## Start

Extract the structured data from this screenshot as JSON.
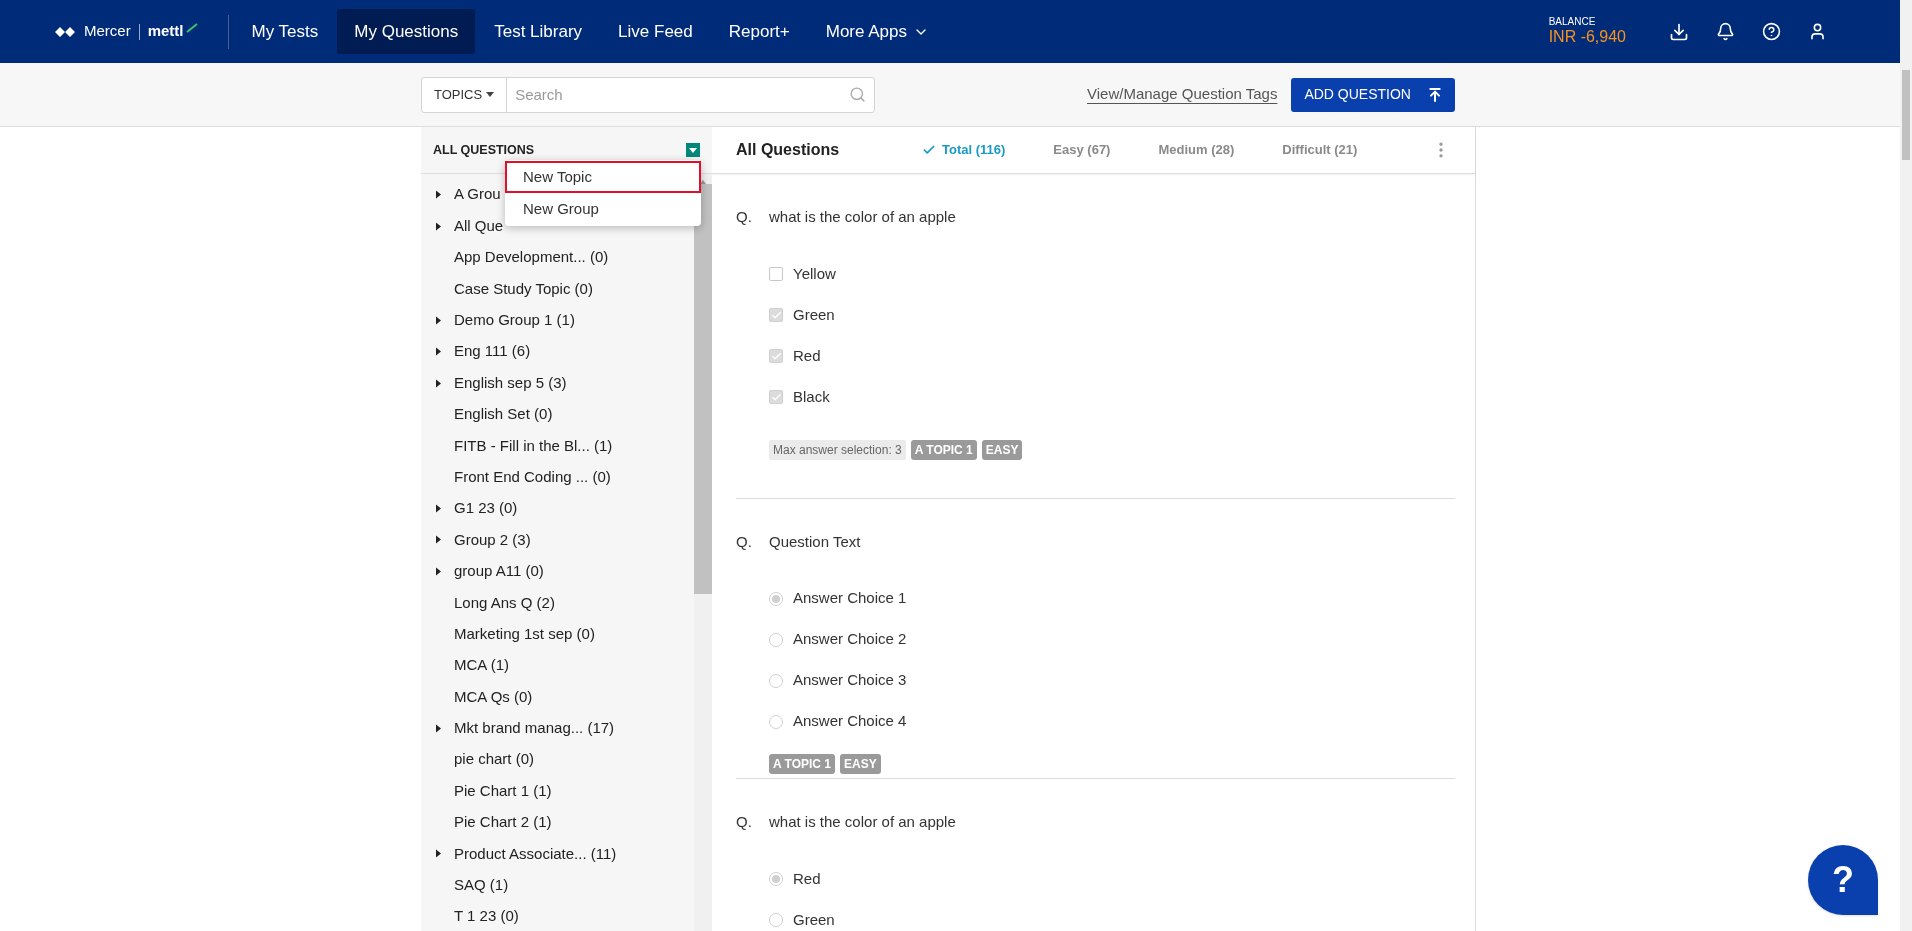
{
  "header": {
    "logo": {
      "brand": "Mercer",
      "product": "mettl"
    },
    "nav": [
      {
        "label": "My Tests",
        "selected": false
      },
      {
        "label": "My Questions",
        "selected": true
      },
      {
        "label": "Test Library",
        "selected": false
      },
      {
        "label": "Live Feed",
        "selected": false
      },
      {
        "label": "Report+",
        "selected": false
      },
      {
        "label": "More Apps",
        "selected": false,
        "kind": "dropdown"
      }
    ],
    "balance": {
      "label": "BALANCE",
      "value": "INR -6,940"
    }
  },
  "toolbar": {
    "topics_button": "TOPICS",
    "search": {
      "placeholder": "Search"
    },
    "tags_link": "View/Manage Question Tags",
    "add_button": "ADD QUESTION"
  },
  "sidebar": {
    "title": "ALL QUESTIONS",
    "menu": [
      {
        "label": "New Topic",
        "selected": true
      },
      {
        "label": "New Group",
        "selected": false
      }
    ],
    "items": [
      {
        "label": "A Grou",
        "kind": "group"
      },
      {
        "label": "All Que",
        "kind": "group"
      },
      {
        "label": "App Development... (0)",
        "kind": "topic"
      },
      {
        "label": "Case Study Topic (0)",
        "kind": "topic"
      },
      {
        "label": "Demo Group 1 (1)",
        "kind": "group"
      },
      {
        "label": "Eng 111 (6)",
        "kind": "group"
      },
      {
        "label": "English sep 5 (3)",
        "kind": "group"
      },
      {
        "label": "English Set (0)",
        "kind": "topic"
      },
      {
        "label": "FITB - Fill in the Bl...  (1)",
        "kind": "topic"
      },
      {
        "label": "Front End Coding ... (0)",
        "kind": "topic"
      },
      {
        "label": "G1 23 (0)",
        "kind": "group"
      },
      {
        "label": "Group 2 (3)",
        "kind": "group"
      },
      {
        "label": "group A11 (0)",
        "kind": "group"
      },
      {
        "label": "Long Ans Q (2)",
        "kind": "topic"
      },
      {
        "label": "Marketing 1st sep (0)",
        "kind": "topic"
      },
      {
        "label": "MCA (1)",
        "kind": "topic"
      },
      {
        "label": "MCA Qs (0)",
        "kind": "topic"
      },
      {
        "label": "Mkt brand manag... (17)",
        "kind": "group"
      },
      {
        "label": "pie chart (0)",
        "kind": "topic"
      },
      {
        "label": "Pie Chart 1 (1)",
        "kind": "topic"
      },
      {
        "label": "Pie Chart 2 (1)",
        "kind": "topic"
      },
      {
        "label": "Product Associate... (11)",
        "kind": "group"
      },
      {
        "label": "SAQ (1)",
        "kind": "topic"
      },
      {
        "label": "T 1 23 (0)",
        "kind": "topic"
      }
    ]
  },
  "main": {
    "title": "All Questions",
    "filters": [
      {
        "label": "Total (116)",
        "selected": true
      },
      {
        "label": "Easy (67)",
        "selected": false
      },
      {
        "label": "Medium (28)",
        "selected": false
      },
      {
        "label": "Difficult (21)",
        "selected": false
      }
    ],
    "questions": [
      {
        "prefix": "Q.",
        "text": "what is the color of an apple",
        "kind": "checkbox",
        "options": [
          {
            "label": "Yellow",
            "checked": false
          },
          {
            "label": "Green",
            "checked": true
          },
          {
            "label": "Red",
            "checked": true
          },
          {
            "label": "Black",
            "checked": true
          }
        ],
        "note": "Max answer selection: 3",
        "tags": [
          "A TOPIC 1",
          "EASY"
        ]
      },
      {
        "prefix": "Q.",
        "text": "Question Text",
        "kind": "radio",
        "options": [
          {
            "label": "Answer Choice 1",
            "checked": true
          },
          {
            "label": "Answer Choice 2",
            "checked": false
          },
          {
            "label": "Answer Choice 3",
            "checked": false
          },
          {
            "label": "Answer Choice 4",
            "checked": false
          }
        ],
        "tags": [
          "A TOPIC 1",
          "EASY"
        ]
      },
      {
        "prefix": "Q.",
        "text": "what is the color of an apple",
        "kind": "radio",
        "options": [
          {
            "label": "Red",
            "checked": true
          },
          {
            "label": "Green",
            "checked": false
          }
        ]
      }
    ]
  },
  "help_button": "?"
}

## End

:: What is required ::
Copy every line above word for word and exclude the pictures.

:: Solution ::
Extract the structured data from this screenshot as JSON.
{
  "header": {
    "logo": {
      "brand": "Mercer",
      "product": "mettl"
    },
    "nav": [
      {
        "label": "My Tests",
        "selected": false
      },
      {
        "label": "My Questions",
        "selected": true
      },
      {
        "label": "Test Library",
        "selected": false
      },
      {
        "label": "Live Feed",
        "selected": false
      },
      {
        "label": "Report+",
        "selected": false
      },
      {
        "label": "More Apps",
        "selected": false,
        "kind": "dropdown"
      }
    ],
    "balance": {
      "label": "BALANCE",
      "value": "INR -6,940"
    }
  },
  "toolbar": {
    "topics_button": "TOPICS",
    "search": {
      "placeholder": "Search"
    },
    "tags_link": "View/Manage Question Tags",
    "add_button": "ADD QUESTION"
  },
  "sidebar": {
    "title": "ALL QUESTIONS",
    "menu": [
      {
        "label": "New Topic",
        "selected": true
      },
      {
        "label": "New Group",
        "selected": false
      }
    ],
    "items": [
      {
        "label": "A Grou",
        "kind": "group"
      },
      {
        "label": "All Que",
        "kind": "group"
      },
      {
        "label": "App Development... (0)",
        "kind": "topic"
      },
      {
        "label": "Case Study Topic (0)",
        "kind": "topic"
      },
      {
        "label": "Demo Group 1 (1)",
        "kind": "group"
      },
      {
        "label": "Eng 111 (6)",
        "kind": "group"
      },
      {
        "label": "English sep 5 (3)",
        "kind": "group"
      },
      {
        "label": "English Set (0)",
        "kind": "topic"
      },
      {
        "label": "FITB - Fill in the Bl...  (1)",
        "kind": "topic"
      },
      {
        "label": "Front End Coding ... (0)",
        "kind": "topic"
      },
      {
        "label": "G1 23 (0)",
        "kind": "group"
      },
      {
        "label": "Group 2 (3)",
        "kind": "group"
      },
      {
        "label": "group A11 (0)",
        "kind": "group"
      },
      {
        "label": "Long Ans Q (2)",
        "kind": "topic"
      },
      {
        "label": "Marketing 1st sep (0)",
        "kind": "topic"
      },
      {
        "label": "MCA (1)",
        "kind": "topic"
      },
      {
        "label": "MCA Qs (0)",
        "kind": "topic"
      },
      {
        "label": "Mkt brand manag... (17)",
        "kind": "group"
      },
      {
        "label": "pie chart (0)",
        "kind": "topic"
      },
      {
        "label": "Pie Chart 1 (1)",
        "kind": "topic"
      },
      {
        "label": "Pie Chart 2 (1)",
        "kind": "topic"
      },
      {
        "label": "Product Associate... (11)",
        "kind": "group"
      },
      {
        "label": "SAQ (1)",
        "kind": "topic"
      },
      {
        "label": "T 1 23 (0)",
        "kind": "topic"
      }
    ]
  },
  "main": {
    "title": "All Questions",
    "filters": [
      {
        "label": "Total (116)",
        "selected": true
      },
      {
        "label": "Easy (67)",
        "selected": false
      },
      {
        "label": "Medium (28)",
        "selected": false
      },
      {
        "label": "Difficult (21)",
        "selected": false
      }
    ],
    "questions": [
      {
        "prefix": "Q.",
        "text": "what is the color of an apple",
        "kind": "checkbox",
        "options": [
          {
            "label": "Yellow",
            "checked": false
          },
          {
            "label": "Green",
            "checked": true
          },
          {
            "label": "Red",
            "checked": true
          },
          {
            "label": "Black",
            "checked": true
          }
        ],
        "note": "Max answer selection: 3",
        "tags": [
          "A TOPIC 1",
          "EASY"
        ]
      },
      {
        "prefix": "Q.",
        "text": "Question Text",
        "kind": "radio",
        "options": [
          {
            "label": "Answer Choice 1",
            "checked": true
          },
          {
            "label": "Answer Choice 2",
            "checked": false
          },
          {
            "label": "Answer Choice 3",
            "checked": false
          },
          {
            "label": "Answer Choice 4",
            "checked": false
          }
        ],
        "tags": [
          "A TOPIC 1",
          "EASY"
        ]
      },
      {
        "prefix": "Q.",
        "text": "what is the color of an apple",
        "kind": "radio",
        "options": [
          {
            "label": "Red",
            "checked": true
          },
          {
            "label": "Green",
            "checked": false
          }
        ]
      }
    ]
  },
  "help_button": "?"
}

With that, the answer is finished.